TRECHO:
-.-.-
ROSA DE LIMA COMENTA MESTIÇAGEM, IDENTIDADE E LIBERDADE, DE A. RISERIO

Antonio Risério expõe seus pontos de vistas sem medo dos patrulhamentos à esquerda e à direita
15/09/2023 às 09:02
  O antropólogo Antonio Risério é um polemista. Não é de hoje; nem de ontem que sua trajetória na literatura causa debates acalorados, críticas exacerbadas, desmesuradas até, com agressividades contra o escritor. E nesses tempos da internet em que a política dos extremos ganhou força e uma nova dimensão, onde ou você segue a cartilha de um (esquerda) ou do outro (direita) passa a ser considerado um ser anormal, ora comunista stalinista torturador comedor de crianças; ora fascista mussolinista, o livre pensar tornou-se uma prática que deveria ser extirpada do planeta.
-.-.-
DADOS FORNECIDOS:
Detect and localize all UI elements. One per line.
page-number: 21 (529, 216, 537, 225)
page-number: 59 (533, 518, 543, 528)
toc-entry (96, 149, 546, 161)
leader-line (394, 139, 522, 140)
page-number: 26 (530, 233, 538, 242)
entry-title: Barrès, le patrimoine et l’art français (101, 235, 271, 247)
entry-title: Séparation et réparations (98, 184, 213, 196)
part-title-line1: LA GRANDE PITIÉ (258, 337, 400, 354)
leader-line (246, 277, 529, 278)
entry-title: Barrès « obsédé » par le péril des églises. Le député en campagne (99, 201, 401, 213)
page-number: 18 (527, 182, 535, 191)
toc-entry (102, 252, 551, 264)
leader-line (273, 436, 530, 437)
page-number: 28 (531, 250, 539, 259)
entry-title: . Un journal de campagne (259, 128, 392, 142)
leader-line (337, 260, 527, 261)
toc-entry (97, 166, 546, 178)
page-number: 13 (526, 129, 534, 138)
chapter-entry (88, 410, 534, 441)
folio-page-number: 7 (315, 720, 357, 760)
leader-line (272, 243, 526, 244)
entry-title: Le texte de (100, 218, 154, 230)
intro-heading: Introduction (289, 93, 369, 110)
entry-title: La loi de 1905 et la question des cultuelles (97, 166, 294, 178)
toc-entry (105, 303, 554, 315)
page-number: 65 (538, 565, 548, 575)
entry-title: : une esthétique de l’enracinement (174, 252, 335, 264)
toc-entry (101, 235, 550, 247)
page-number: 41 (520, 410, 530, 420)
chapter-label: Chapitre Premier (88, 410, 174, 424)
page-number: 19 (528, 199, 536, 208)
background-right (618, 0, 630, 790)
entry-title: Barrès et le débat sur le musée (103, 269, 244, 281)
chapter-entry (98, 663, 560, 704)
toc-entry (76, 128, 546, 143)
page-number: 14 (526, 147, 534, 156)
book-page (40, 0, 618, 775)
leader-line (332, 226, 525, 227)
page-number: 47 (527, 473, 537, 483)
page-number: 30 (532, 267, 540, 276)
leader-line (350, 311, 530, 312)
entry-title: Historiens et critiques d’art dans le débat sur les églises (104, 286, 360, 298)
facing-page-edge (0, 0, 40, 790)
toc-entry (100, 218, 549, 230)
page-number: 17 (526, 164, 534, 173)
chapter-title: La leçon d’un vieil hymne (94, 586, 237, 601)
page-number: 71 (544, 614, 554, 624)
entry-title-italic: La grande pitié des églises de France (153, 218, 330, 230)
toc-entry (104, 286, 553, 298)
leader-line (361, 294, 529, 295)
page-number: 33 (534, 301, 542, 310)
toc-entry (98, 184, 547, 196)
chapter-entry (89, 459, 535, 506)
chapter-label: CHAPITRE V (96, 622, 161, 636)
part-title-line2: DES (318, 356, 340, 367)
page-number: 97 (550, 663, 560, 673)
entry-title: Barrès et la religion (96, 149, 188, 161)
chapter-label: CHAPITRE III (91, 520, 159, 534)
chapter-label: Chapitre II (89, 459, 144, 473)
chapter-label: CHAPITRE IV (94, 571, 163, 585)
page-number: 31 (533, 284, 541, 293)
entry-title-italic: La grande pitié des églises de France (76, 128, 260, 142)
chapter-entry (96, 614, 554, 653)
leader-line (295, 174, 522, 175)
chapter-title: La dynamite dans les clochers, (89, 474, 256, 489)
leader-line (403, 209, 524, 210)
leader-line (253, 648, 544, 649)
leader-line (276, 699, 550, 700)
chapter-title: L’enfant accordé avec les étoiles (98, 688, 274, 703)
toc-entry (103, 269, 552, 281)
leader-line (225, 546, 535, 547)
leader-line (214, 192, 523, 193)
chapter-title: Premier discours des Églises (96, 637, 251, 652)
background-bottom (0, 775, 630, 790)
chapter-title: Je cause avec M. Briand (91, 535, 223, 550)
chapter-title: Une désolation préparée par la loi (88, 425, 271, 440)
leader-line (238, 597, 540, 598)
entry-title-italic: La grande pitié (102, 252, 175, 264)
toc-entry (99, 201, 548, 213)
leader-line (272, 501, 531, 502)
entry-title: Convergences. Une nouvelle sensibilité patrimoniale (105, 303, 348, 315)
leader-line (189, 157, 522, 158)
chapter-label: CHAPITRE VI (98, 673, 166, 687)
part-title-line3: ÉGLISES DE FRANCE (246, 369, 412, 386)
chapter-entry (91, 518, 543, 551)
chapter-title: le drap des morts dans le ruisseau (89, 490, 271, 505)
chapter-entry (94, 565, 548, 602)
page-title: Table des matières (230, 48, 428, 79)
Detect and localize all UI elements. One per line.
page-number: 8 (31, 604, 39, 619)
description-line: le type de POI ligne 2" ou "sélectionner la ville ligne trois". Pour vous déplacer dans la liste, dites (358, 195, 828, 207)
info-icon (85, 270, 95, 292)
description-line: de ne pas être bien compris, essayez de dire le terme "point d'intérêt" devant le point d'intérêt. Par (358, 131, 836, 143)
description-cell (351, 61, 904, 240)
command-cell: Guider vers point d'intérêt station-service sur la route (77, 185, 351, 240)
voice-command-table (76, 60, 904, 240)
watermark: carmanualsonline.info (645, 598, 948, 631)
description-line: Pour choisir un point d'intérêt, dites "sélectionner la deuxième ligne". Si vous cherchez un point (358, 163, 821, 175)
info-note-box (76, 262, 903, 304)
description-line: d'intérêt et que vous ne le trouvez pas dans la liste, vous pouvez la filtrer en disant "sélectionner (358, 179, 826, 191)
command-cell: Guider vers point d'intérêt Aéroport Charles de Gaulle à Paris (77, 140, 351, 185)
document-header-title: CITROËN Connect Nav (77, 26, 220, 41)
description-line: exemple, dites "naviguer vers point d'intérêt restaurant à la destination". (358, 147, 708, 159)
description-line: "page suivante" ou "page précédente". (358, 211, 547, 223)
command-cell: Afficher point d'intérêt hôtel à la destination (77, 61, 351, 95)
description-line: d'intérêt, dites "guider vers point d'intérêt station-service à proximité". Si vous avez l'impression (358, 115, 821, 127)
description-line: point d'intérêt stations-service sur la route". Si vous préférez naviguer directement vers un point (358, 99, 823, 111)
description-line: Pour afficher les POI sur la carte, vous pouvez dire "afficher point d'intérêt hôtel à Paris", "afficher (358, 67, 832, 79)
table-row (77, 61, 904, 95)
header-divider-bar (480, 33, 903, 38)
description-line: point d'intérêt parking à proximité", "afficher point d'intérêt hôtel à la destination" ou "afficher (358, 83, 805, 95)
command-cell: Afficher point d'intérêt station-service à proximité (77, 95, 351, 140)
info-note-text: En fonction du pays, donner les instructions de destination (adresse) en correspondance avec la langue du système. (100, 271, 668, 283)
-.-.-
TAREFA 1: Segundo o trecho, qual é a profissão de Antonio Risério?
TAREFA 2: Reproduza sem alterações a parte do trecho que vai de "ROSA DE LIMA" até "extirpada do planeta.", incluindo estas últimas palavras.

SOLUÇÃO ESCRITA 1: Antonio Risério é antropólogo.

SOLUÇÃO ESCRITA 2:
ROSA DE LIMA COMENTA MESTIÇAGEM, IDENTIDADE E LIBERDADE, DE A. RISERIO

Antonio Risério expõe seus pontos de vistas sem medo dos patrulhamentos à esquerda e à direita
15/09/2023 às 09:02
  O antropólogo Antonio Risério é um polemista. Não é de hoje; nem de ontem que sua trajetória na literatura causa debates acalorados, críticas exacerbadas, desmesuradas até, com agressividades contra o escritor. E nesses tempos da internet em que a política dos extremos ganhou força e uma nova dimensão, onde ou você segue a cartilha de um (esquerda) ou do outro (direita) passa a ser considerado um ser anormal, ora comunista stalinista torturador comedor de crianças; ora fascista mussolinista, o livre pensar tornou-se uma prática que deveria ser extirpada do planeta.